▶ **WHAT TO WORK ON**
Pull out every line below that holds the word "fixation".
○ ○ ○
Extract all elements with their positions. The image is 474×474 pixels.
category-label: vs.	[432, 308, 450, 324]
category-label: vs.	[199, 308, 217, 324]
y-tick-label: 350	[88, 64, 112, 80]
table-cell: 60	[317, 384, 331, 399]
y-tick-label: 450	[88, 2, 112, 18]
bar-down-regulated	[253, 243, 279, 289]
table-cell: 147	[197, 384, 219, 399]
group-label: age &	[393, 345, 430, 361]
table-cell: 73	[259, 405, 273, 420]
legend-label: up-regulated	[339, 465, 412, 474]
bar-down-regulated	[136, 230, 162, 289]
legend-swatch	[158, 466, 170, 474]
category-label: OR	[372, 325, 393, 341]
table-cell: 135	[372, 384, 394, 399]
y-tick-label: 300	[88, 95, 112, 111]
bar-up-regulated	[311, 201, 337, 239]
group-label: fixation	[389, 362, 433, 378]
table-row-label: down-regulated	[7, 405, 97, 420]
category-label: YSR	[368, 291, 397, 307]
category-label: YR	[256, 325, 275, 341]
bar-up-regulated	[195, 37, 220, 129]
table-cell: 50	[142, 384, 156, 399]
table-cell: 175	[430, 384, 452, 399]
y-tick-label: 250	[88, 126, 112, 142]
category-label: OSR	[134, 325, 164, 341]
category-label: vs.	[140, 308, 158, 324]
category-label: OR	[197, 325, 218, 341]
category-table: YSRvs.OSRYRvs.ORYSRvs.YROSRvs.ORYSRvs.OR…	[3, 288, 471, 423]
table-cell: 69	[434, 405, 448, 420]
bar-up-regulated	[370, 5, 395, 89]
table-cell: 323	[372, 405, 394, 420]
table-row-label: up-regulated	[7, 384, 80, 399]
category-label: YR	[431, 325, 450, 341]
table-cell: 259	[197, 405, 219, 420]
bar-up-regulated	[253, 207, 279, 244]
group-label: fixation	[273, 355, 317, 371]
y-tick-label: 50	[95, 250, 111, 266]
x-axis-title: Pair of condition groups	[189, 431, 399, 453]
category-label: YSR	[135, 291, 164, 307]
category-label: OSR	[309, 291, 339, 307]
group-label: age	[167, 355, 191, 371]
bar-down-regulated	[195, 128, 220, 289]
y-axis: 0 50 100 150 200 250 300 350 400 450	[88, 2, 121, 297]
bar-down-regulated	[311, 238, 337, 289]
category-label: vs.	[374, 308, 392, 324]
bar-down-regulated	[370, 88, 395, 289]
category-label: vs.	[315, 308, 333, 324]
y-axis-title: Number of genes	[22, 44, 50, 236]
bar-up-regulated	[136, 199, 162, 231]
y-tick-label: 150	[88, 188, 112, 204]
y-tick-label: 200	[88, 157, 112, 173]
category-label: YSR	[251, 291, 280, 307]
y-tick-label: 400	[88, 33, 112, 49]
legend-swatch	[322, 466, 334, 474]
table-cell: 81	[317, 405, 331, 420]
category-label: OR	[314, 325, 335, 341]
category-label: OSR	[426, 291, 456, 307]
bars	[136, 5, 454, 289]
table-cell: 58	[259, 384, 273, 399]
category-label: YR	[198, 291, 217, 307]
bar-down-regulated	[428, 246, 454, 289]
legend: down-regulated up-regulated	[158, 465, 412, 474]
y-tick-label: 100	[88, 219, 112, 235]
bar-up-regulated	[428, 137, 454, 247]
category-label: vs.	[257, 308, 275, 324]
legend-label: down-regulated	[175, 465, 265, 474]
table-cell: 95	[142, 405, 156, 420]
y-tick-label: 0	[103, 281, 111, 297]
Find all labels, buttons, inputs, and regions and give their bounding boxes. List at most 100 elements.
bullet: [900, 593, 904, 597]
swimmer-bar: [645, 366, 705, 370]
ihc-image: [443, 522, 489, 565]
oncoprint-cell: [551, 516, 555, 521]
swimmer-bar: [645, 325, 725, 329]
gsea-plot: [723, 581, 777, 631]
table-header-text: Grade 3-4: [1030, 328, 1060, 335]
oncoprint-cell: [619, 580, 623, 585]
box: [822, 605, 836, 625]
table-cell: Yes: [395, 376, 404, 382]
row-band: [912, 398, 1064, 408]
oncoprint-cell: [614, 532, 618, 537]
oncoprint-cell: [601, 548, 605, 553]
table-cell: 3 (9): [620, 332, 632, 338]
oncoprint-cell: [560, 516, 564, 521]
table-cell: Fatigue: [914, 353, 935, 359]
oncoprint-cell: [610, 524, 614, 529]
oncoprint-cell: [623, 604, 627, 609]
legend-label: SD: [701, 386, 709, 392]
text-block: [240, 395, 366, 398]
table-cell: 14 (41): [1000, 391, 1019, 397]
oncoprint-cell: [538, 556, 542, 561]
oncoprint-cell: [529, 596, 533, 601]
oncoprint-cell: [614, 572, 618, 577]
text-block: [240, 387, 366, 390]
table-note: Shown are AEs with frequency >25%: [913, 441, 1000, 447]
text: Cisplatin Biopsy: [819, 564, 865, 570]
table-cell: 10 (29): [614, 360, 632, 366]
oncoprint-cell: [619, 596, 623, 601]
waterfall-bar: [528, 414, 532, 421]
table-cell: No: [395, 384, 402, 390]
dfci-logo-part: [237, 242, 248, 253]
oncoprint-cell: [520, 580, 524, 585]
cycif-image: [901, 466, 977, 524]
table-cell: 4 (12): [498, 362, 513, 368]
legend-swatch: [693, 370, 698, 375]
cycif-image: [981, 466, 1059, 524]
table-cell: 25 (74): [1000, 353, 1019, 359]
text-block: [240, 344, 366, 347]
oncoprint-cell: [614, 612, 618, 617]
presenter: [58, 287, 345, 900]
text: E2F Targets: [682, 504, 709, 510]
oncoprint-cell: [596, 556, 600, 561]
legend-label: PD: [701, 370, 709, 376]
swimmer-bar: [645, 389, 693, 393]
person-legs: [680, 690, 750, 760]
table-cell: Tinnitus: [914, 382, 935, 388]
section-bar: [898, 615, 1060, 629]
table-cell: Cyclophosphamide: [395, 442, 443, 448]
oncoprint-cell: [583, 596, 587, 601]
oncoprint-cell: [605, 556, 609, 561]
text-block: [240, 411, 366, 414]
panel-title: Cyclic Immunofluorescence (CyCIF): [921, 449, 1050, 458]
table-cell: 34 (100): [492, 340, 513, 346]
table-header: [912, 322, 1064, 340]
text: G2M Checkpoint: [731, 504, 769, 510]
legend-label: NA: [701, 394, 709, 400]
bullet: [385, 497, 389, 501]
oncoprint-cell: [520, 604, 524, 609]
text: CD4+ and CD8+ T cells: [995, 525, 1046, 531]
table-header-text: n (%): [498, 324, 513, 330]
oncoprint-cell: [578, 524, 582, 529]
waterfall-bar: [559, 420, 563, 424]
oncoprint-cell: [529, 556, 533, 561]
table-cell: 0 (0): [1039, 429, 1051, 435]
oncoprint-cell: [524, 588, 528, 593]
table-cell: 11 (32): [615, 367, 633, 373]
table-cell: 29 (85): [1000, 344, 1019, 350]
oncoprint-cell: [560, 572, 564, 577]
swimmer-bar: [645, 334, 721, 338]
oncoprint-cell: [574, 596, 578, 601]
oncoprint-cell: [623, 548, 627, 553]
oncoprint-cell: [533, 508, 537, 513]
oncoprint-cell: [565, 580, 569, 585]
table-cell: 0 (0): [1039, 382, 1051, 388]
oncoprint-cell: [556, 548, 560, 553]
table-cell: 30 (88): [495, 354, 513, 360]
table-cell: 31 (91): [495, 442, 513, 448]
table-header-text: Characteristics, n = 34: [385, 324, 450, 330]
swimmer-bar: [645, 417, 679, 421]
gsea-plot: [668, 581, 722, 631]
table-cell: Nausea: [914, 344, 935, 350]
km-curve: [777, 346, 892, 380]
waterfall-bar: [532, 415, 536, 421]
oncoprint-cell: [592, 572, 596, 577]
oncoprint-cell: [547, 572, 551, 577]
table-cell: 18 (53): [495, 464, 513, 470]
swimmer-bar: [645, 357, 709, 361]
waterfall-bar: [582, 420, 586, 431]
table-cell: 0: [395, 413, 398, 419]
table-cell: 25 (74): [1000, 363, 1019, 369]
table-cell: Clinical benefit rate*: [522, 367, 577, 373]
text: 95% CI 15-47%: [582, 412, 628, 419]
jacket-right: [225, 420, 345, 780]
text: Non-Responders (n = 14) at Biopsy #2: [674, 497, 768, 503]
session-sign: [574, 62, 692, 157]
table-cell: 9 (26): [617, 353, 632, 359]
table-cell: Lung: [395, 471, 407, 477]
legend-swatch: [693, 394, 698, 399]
○ ○ ○
▶ **WRITTEN SOLUTION**
group-label: fixation	[389, 362, 433, 378]
group-label: fixation	[273, 355, 317, 371]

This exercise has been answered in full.